__The input__.
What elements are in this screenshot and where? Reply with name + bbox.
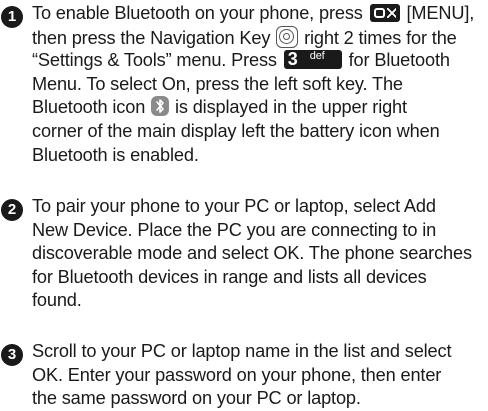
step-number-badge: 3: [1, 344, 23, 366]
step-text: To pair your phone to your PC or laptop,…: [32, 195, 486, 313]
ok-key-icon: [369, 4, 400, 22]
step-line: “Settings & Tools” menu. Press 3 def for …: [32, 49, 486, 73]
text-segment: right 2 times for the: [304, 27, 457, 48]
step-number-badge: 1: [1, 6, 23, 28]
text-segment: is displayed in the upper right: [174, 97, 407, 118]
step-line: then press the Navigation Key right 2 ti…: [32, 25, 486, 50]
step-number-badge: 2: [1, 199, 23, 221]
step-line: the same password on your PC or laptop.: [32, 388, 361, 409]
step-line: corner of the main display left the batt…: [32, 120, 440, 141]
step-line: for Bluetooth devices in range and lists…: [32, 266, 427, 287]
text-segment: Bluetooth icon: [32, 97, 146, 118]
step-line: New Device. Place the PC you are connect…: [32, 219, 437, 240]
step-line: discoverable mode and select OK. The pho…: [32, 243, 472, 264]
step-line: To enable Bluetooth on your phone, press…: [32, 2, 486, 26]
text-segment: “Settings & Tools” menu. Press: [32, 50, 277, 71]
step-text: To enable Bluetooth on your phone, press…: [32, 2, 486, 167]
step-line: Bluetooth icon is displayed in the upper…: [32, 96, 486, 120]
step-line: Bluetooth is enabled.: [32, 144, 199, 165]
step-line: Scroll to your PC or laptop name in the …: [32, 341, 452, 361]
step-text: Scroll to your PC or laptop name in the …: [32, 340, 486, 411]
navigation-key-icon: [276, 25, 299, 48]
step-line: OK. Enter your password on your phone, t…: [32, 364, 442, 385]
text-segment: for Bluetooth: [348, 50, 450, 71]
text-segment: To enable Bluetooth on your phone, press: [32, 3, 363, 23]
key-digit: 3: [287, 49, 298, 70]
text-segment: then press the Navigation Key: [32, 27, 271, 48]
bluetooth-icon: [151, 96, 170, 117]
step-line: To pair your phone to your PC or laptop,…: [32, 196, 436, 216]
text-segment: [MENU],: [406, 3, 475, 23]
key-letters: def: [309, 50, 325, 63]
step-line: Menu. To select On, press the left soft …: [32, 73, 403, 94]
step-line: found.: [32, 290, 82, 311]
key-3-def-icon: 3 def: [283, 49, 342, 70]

...

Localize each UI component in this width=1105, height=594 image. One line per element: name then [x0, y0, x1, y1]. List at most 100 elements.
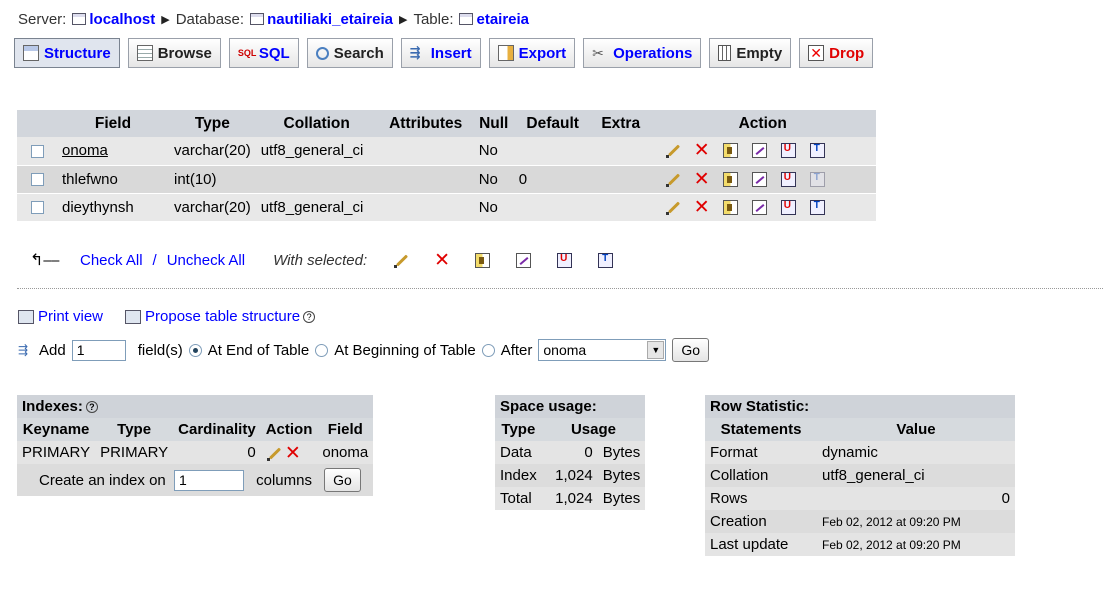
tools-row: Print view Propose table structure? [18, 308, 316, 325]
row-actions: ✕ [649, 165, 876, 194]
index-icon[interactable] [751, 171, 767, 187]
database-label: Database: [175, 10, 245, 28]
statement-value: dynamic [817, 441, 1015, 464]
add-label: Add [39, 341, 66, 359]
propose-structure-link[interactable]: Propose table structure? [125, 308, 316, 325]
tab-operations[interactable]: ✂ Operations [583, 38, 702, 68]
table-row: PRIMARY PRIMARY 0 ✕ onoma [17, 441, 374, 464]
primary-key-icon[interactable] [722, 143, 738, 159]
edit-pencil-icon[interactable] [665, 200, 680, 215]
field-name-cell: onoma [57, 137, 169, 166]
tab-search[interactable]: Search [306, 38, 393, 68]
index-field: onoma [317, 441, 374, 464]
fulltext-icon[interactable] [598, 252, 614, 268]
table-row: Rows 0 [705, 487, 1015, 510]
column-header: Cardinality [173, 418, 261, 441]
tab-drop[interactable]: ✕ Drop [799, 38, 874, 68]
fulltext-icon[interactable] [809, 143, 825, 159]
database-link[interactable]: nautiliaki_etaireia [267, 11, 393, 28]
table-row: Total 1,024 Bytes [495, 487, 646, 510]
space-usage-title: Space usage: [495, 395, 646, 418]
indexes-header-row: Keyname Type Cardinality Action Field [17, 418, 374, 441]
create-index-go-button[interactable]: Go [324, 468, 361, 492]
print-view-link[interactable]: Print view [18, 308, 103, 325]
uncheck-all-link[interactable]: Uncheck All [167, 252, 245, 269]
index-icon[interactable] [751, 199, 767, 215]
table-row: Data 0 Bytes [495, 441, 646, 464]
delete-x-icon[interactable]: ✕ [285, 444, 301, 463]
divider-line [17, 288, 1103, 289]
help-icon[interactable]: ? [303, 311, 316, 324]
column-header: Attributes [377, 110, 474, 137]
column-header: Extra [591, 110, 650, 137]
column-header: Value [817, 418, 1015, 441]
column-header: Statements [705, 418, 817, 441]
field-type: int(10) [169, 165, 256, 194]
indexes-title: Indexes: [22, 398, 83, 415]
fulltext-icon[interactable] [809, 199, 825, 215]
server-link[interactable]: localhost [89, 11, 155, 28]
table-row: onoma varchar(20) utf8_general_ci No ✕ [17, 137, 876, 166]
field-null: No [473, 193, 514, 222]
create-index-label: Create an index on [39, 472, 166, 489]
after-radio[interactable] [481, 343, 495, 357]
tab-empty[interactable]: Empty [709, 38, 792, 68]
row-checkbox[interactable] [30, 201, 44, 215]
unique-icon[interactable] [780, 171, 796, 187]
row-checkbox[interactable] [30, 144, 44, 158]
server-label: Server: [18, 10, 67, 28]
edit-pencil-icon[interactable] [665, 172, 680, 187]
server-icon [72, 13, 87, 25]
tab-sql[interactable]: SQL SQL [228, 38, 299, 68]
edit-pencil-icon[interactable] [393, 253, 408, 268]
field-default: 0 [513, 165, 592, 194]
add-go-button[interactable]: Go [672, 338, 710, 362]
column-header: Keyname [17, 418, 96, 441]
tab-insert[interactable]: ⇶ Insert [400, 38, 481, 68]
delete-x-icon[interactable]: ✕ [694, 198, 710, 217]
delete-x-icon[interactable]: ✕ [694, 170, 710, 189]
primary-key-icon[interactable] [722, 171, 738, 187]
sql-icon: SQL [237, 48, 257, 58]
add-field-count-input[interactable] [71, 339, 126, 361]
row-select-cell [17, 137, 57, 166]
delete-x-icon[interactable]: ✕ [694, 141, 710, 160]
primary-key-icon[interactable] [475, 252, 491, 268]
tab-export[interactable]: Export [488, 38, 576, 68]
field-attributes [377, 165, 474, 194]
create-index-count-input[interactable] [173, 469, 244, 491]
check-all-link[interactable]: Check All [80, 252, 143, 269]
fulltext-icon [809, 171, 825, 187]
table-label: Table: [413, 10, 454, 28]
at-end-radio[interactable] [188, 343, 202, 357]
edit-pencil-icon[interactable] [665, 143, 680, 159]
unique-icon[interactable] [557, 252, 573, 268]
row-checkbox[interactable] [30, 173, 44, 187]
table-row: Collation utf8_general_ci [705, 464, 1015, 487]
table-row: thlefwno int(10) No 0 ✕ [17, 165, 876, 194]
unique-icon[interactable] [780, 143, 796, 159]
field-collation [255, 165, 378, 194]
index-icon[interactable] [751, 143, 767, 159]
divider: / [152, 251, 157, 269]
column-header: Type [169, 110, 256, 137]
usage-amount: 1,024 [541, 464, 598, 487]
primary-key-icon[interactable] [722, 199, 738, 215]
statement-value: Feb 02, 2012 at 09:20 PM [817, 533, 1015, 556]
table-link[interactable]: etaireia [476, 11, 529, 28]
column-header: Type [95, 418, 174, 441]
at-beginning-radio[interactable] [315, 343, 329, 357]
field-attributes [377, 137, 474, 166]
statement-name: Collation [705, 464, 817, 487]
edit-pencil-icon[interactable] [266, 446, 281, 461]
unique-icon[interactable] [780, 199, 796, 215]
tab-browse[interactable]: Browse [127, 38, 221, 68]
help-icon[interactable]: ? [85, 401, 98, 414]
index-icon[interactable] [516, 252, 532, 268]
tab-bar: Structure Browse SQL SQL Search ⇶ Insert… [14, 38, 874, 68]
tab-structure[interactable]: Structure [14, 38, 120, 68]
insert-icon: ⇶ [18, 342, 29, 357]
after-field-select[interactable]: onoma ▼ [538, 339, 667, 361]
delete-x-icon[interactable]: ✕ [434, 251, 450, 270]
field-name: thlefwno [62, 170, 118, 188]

__Exercise brief__. Rewrite the rows from the one containing "tools-row: Print view" through the one containing "fulltext-icon[interactable] [809, 143, 825, 159]", changing "table-row" to "data-row" and leaving everything else untouched.

__Exercise solution__.
tools-row: Print view Propose table structure? [18, 308, 316, 325]
row-actions: ✕ [649, 165, 876, 194]
index-icon[interactable] [751, 171, 767, 187]
database-label: Database: [175, 10, 245, 28]
statement-value: dynamic [817, 441, 1015, 464]
add-label: Add [39, 341, 66, 359]
propose-structure-link[interactable]: Propose table structure? [125, 308, 316, 325]
tab-operations[interactable]: ✂ Operations [583, 38, 702, 68]
data-row: PRIMARY PRIMARY 0 ✕ onoma [17, 441, 374, 464]
primary-key-icon[interactable] [722, 143, 738, 159]
edit-pencil-icon[interactable] [665, 200, 680, 215]
field-name-cell: onoma [57, 137, 169, 166]
tab-search[interactable]: Search [306, 38, 393, 68]
index-field: onoma [317, 441, 374, 464]
fulltext-icon[interactable] [598, 252, 614, 268]
data-row: Rows 0 [705, 487, 1015, 510]
column-header: Cardinality [173, 418, 261, 441]
tab-drop[interactable]: ✕ Drop [799, 38, 874, 68]
fulltext-icon[interactable] [809, 143, 825, 159]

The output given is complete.